■ **DATA SHOWN**:
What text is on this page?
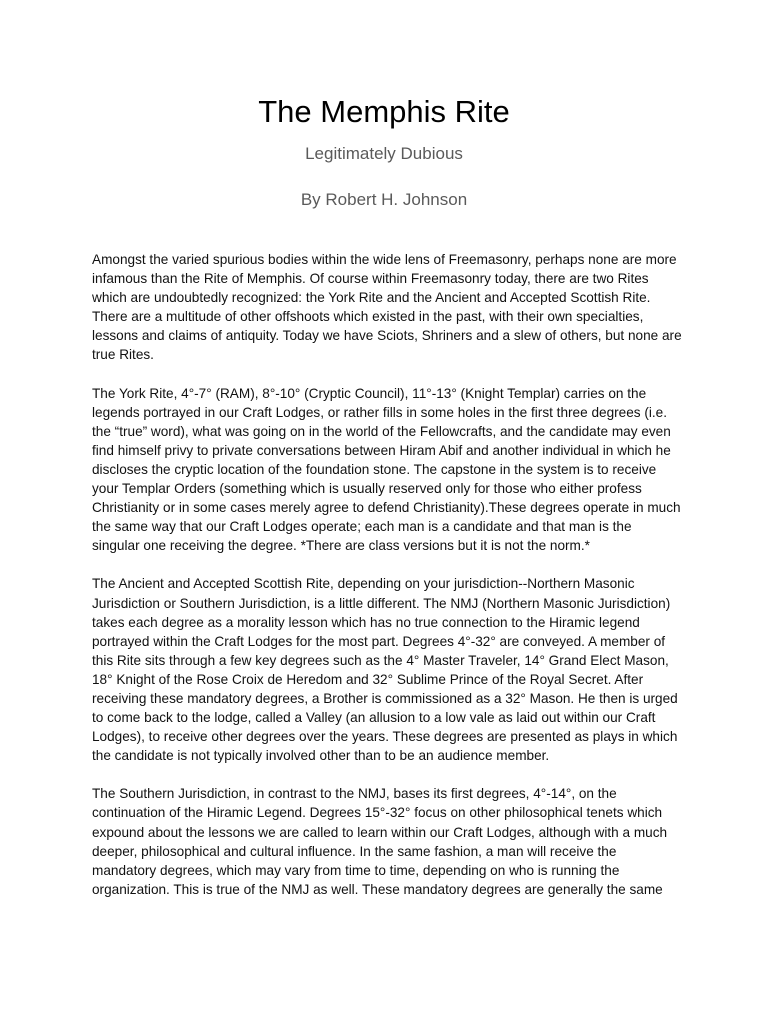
The Memphis Rite
Legitimately Dubious
By Robert H. Johnson

Amongst the varied spurious bodies within the wide lens of Freemasonry, perhaps none are more infamous than the Rite of Memphis. Of course within Freemasonry today, there are two Rites which are undoubtedly recognized: the York Rite and the Ancient and Accepted Scottish Rite. There are a multitude of other offshoots which existed in the past, with their own specialties, lessons and claims of antiquity. Today we have Sciots, Shriners and a slew of others, but none are true Rites.

The York Rite, 4°-7° (RAM), 8°-10° (Cryptic Council), 11°-13° (Knight Templar) carries on the legends portrayed in our Craft Lodges, or rather fills in some holes in the first three degrees (i.e. the “true” word), what was going on in the world of the Fellowcrafts, and the candidate may even find himself privy to private conversations between Hiram Abif and another individual in which he discloses the cryptic location of the foundation stone. The capstone in the system is to receive your Templar Orders (something which is usually reserved only for those who either profess Christianity or in some cases merely agree to defend Christianity).These degrees operate in much the same way that our Craft Lodges operate; each man is a candidate and that man is the singular one receiving the degree. *There are class versions but it is not the norm.*

The Ancient and Accepted Scottish Rite, depending on your jurisdiction--Northern Masonic Jurisdiction or Southern Jurisdiction, is a little different. The NMJ (Northern Masonic Jurisdiction) takes each degree as a morality lesson which has no true connection to the Hiramic legend portrayed within the Craft Lodges for the most part. Degrees 4°-32° are conveyed. A member of this Rite sits through a few key degrees such as the 4° Master Traveler, 14° Grand Elect Mason, 18° Knight of the Rose Croix de Heredom and 32° Sublime Prince of the Royal Secret. After receiving these mandatory degrees, a Brother is commissioned as a 32° Mason. He then is urged to come back to the lodge, called a Valley (an allusion to a low vale as laid out within our Craft Lodges), to receive other degrees over the years. These degrees are presented as plays in which the candidate is not typically involved other than to be an audience member.

The Southern Jurisdiction, in contrast to the NMJ, bases its first degrees, 4°-14°, on the continuation of the Hiramic Legend. Degrees 15°-32° focus on other philosophical tenets which expound about the lessons we are called to learn within our Craft Lodges, although with a much deeper, philosophical and cultural influence. In the same fashion, a man will receive the mandatory degrees, which may vary from time to time, depending on who is running the organization. This is true of the NMJ as well. These mandatory degrees are generally the same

■ **EXERCISE GOAL**: Transcribe the material exactly, leaving every picture out.

■ **TASK RESULT**:
What text is on this page?
The Memphis Rite
Legitimately Dubious
By Robert H. Johnson

Amongst the varied spurious bodies within the wide lens of Freemasonry, perhaps none are more infamous than the Rite of Memphis. Of course within Freemasonry today, there are two Rites which are undoubtedly recognized: the York Rite and the Ancient and Accepted Scottish Rite. There are a multitude of other offshoots which existed in the past, with their own specialties, lessons and claims of antiquity. Today we have Sciots, Shriners and a slew of others, but none are true Rites.

The York Rite, 4°-7° (RAM), 8°-10° (Cryptic Council), 11°-13° (Knight Templar) carries on the legends portrayed in our Craft Lodges, or rather fills in some holes in the first three degrees (i.e. the “true” word), what was going on in the world of the Fellowcrafts, and the candidate may even find himself privy to private conversations between Hiram Abif and another individual in which he discloses the cryptic location of the foundation stone. The capstone in the system is to receive your Templar Orders (something which is usually reserved only for those who either profess Christianity or in some cases merely agree to defend Christianity).These degrees operate in much the same way that our Craft Lodges operate; each man is a candidate and that man is the singular one receiving the degree. *There are class versions but it is not the norm.*

The Ancient and Accepted Scottish Rite, depending on your jurisdiction--Northern Masonic Jurisdiction or Southern Jurisdiction, is a little different. The NMJ (Northern Masonic Jurisdiction) takes each degree as a morality lesson which has no true connection to the Hiramic legend portrayed within the Craft Lodges for the most part. Degrees 4°-32° are conveyed. A member of this Rite sits through a few key degrees such as the 4° Master Traveler, 14° Grand Elect Mason, 18° Knight of the Rose Croix de Heredom and 32° Sublime Prince of the Royal Secret. After receiving these mandatory degrees, a Brother is commissioned as a 32° Mason. He then is urged to come back to the lodge, called a Valley (an allusion to a low vale as laid out within our Craft Lodges), to receive other degrees over the years. These degrees are presented as plays in which the candidate is not typically involved other than to be an audience member.

The Southern Jurisdiction, in contrast to the NMJ, bases its first degrees, 4°-14°, on the continuation of the Hiramic Legend. Degrees 15°-32° focus on other philosophical tenets which expound about the lessons we are called to learn within our Craft Lodges, although with a much deeper, philosophical and cultural influence. In the same fashion, a man will receive the mandatory degrees, which may vary from time to time, depending on who is running the organization. This is true of the NMJ as well. These mandatory degrees are generally the same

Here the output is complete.